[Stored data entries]
■ ■ ■ ■ ■
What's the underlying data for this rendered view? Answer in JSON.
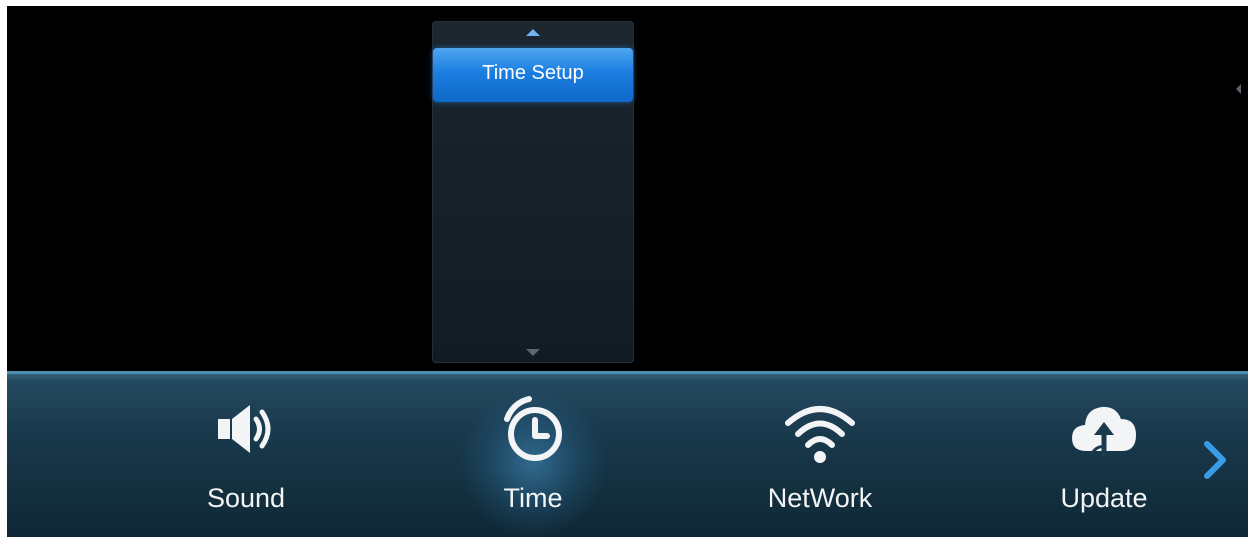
{
  "submenu": {
    "items": [
      {
        "label": "Time Setup",
        "selected": true
      }
    ]
  },
  "bottom_nav": {
    "items": [
      {
        "label": "Sound",
        "icon": "speaker-icon",
        "selected": false
      },
      {
        "label": "Time",
        "icon": "clock-icon",
        "selected": true
      },
      {
        "label": "NetWork",
        "icon": "wifi-icon",
        "selected": false
      },
      {
        "label": "Update",
        "icon": "cloud-update-icon",
        "selected": false
      }
    ],
    "next_icon": "chevron-right-icon"
  },
  "colors": {
    "screen_bg": "#000000",
    "accent": "#1b7ee0",
    "bar_bg": "#1a3a4e",
    "label": "#f2f4f5"
  }
}
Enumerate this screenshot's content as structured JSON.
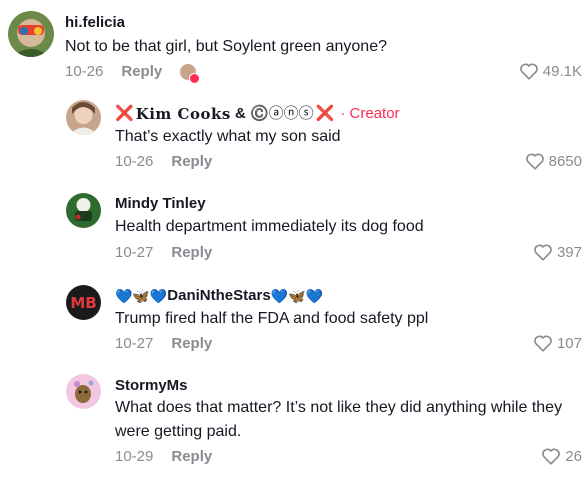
{
  "comments": [
    {
      "username": "hi.felicia",
      "text": "Not to be that girl, but Soylent green anyone?",
      "date": "10-26",
      "reply_label": "Reply",
      "likes": "49.1K"
    },
    {
      "username_prefix": "❌",
      "username": "Kim Cooks",
      "username_mid": " & ",
      "username_suffix": "©️ⓐⓝⓢ",
      "username_end": "❌",
      "creator_label": "· Creator",
      "text": "That’s exactly what my son said",
      "date": "10-26",
      "reply_label": "Reply",
      "likes": "8650"
    },
    {
      "username": "Mindy Tinley",
      "text": "Health department immediately its dog food",
      "date": "10-27",
      "reply_label": "Reply",
      "likes": "397"
    },
    {
      "avatar_text": "MB",
      "username_prefix": "💙🦋💙",
      "username": "DaniNtheStars",
      "username_suffix": "💙🦋💙",
      "text": "Trump fired half the FDA and food safety ppl",
      "date": "10-27",
      "reply_label": "Reply",
      "likes": "107"
    },
    {
      "username": "StormyMs",
      "text": "What does that matter? It’s not like they did anything while they were getting paid.",
      "date": "10-29",
      "reply_label": "Reply",
      "likes": "26"
    }
  ],
  "colors": {
    "text": "#161823",
    "muted": "#8a8b91",
    "creator": "#fe2c55"
  },
  "icons": [
    "heart-outline-icon",
    "mini-avatar-icon"
  ]
}
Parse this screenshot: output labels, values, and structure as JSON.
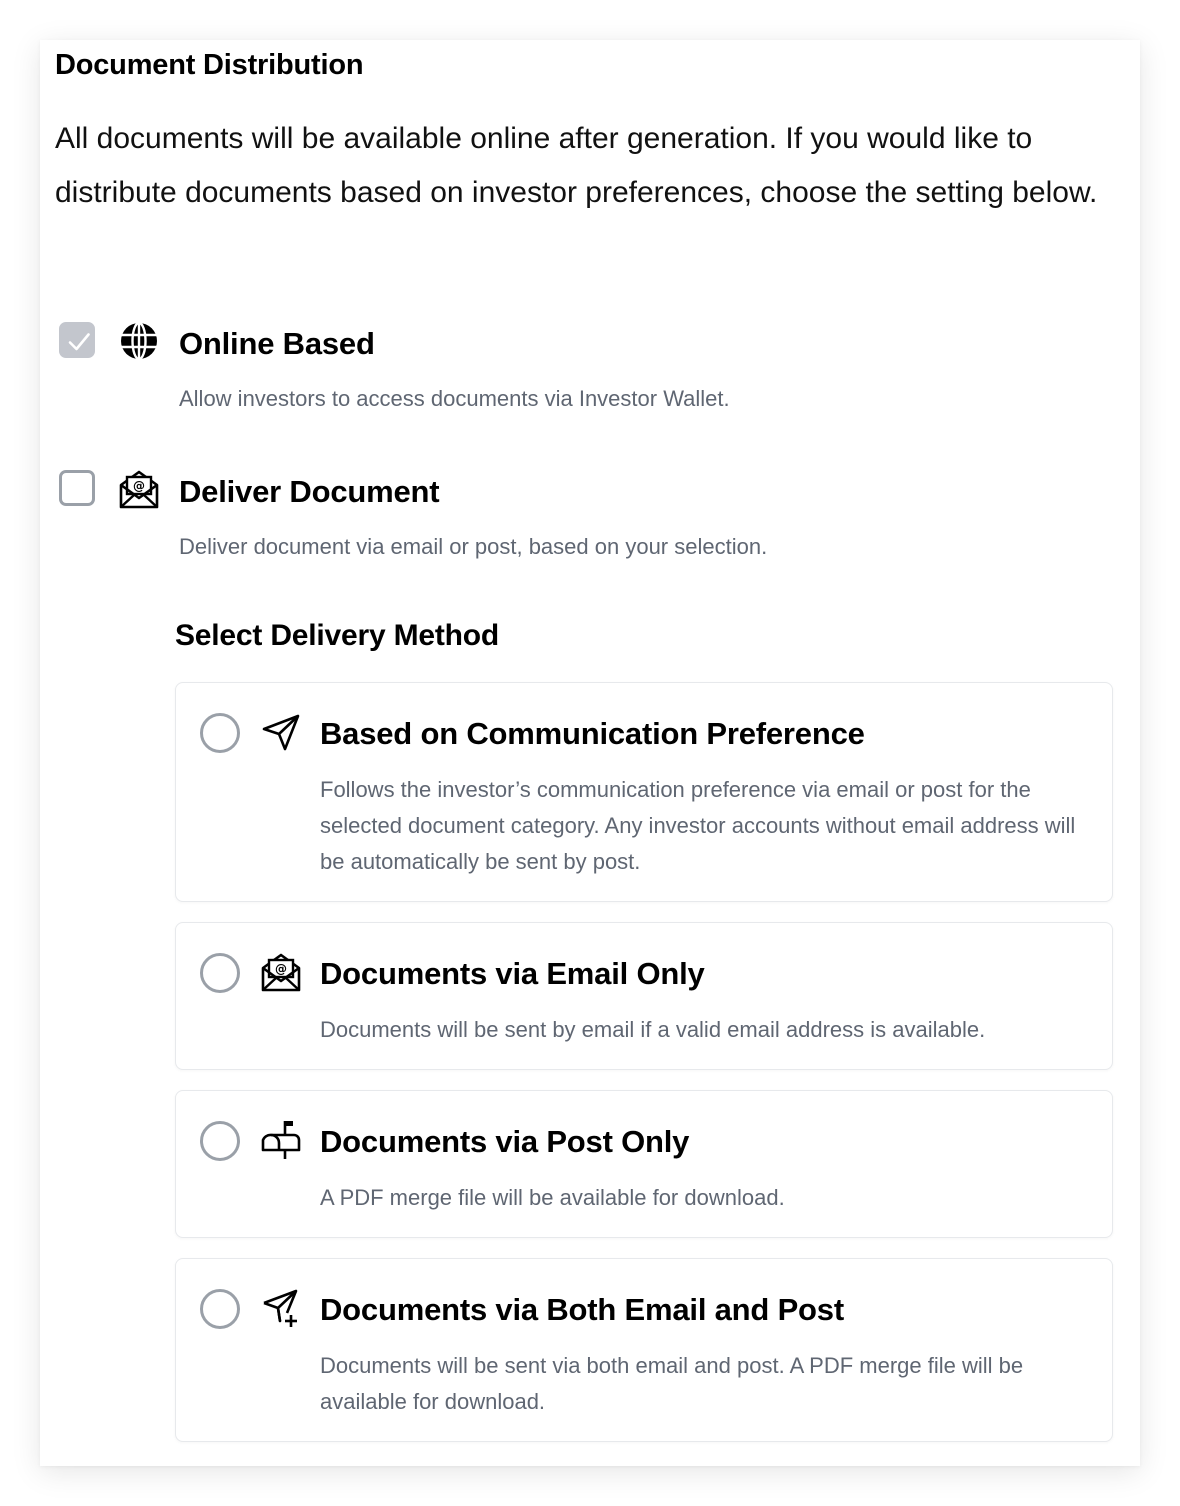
■ ■ ■ ■ ■
[Direction] Skipping the pictures, transcribe each line above exactly as it appears.

[Result of the exercise]
What's the underlying data for this rendered view? Answer in JSON.
{
  "submenu": {
    "items": [
      {
        "label": "Time Setup",
        "selected": true
      }
    ]
  },
  "bottom_nav": {
    "items": [
      {
        "label": "Sound",
        "icon": "speaker-icon",
        "selected": false
      },
      {
        "label": "Time",
        "icon": "clock-icon",
        "selected": true
      },
      {
        "label": "NetWork",
        "icon": "wifi-icon",
        "selected": false
      },
      {
        "label": "Update",
        "icon": "cloud-update-icon",
        "selected": false
      }
    ],
    "next_icon": "chevron-right-icon"
  },
  "colors": {
    "screen_bg": "#000000",
    "accent": "#1b7ee0",
    "bar_bg": "#1a3a4e",
    "label": "#f2f4f5"
  }
}
Enumerate this screenshot's content as structured JSON.
{
  "comments": [
    {
      "username": "hi.felicia",
      "text": "Not to be that girl, but Soylent green anyone?",
      "date": "10-26",
      "reply_label": "Reply",
      "likes": "49.1K"
    },
    {
      "username_prefix": "❌",
      "username": "Kim Cooks",
      "username_mid": " & ",
      "username_suffix": "©️ⓐⓝⓢ",
      "username_end": "❌",
      "creator_label": "· Creator",
      "text": "That’s exactly what my son said",
      "date": "10-26",
      "reply_label": "Reply",
      "likes": "8650"
    },
    {
      "username": "Mindy Tinley",
      "text": "Health department immediately its dog food",
      "date": "10-27",
      "reply_label": "Reply",
      "likes": "397"
    },
    {
      "avatar_text": "MB",
      "username_prefix": "💙🦋💙",
      "username": "DaniNtheStars",
      "username_suffix": "💙🦋💙",
      "text": "Trump fired half the FDA and food safety ppl",
      "date": "10-27",
      "reply_label": "Reply",
      "likes": "107"
    },
    {
      "username": "StormyMs",
      "text": "What does that matter? It’s not like they did anything while they were getting paid.",
      "date": "10-29",
      "reply_label": "Reply",
      "likes": "26"
    }
  ],
  "colors": {
    "text": "#161823",
    "muted": "#8a8b91",
    "creator": "#fe2c55"
  },
  "icons": [
    "heart-outline-icon",
    "mini-avatar-icon"
  ]
}
Parse this screenshot: output labels, values, and structure as JSON.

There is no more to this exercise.